> Task instructions
Starting with the line that contains "What text is on this page?", set down each line through the end of the entries below, exactly and with nothing added.

[Dataset entries]
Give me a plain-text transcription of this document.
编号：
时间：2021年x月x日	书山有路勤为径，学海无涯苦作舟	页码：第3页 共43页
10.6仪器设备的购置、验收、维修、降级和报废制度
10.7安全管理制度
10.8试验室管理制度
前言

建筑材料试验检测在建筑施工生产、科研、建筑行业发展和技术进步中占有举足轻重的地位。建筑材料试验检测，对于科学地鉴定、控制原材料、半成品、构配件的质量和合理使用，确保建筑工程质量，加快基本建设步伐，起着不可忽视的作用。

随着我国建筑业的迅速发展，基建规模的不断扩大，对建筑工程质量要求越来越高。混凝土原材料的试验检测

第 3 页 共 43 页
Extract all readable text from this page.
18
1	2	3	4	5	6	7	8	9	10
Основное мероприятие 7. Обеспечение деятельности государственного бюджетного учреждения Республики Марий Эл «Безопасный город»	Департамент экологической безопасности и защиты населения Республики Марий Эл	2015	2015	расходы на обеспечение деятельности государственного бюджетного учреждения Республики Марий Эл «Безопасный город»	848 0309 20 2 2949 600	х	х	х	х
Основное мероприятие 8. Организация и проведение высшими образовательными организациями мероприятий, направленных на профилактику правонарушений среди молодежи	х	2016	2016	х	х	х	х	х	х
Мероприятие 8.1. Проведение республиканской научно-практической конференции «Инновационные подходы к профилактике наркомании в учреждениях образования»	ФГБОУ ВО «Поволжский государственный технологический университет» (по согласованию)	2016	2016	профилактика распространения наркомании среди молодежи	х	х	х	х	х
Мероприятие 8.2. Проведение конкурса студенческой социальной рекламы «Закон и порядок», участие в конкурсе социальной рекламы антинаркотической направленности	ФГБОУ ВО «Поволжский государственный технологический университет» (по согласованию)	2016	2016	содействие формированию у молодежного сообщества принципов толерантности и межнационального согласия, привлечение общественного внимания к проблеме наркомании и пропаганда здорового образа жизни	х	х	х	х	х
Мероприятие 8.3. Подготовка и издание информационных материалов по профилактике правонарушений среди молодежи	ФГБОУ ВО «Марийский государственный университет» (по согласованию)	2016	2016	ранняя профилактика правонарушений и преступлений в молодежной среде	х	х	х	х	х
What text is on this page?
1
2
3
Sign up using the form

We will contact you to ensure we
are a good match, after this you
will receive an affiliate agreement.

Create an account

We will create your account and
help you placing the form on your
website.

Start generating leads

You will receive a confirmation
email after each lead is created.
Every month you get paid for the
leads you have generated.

> Response
What text is on this page?
1
2
3
Sign up using the form

We will contact you to ensure we
are a good match, after this you
will receive an affiliate agreement.

Create an account

We will create your account and
help you placing the form on your
website.

Start generating leads

You will receive a confirmation
email after each lead is created.
Every month you get paid for the
leads you have generated.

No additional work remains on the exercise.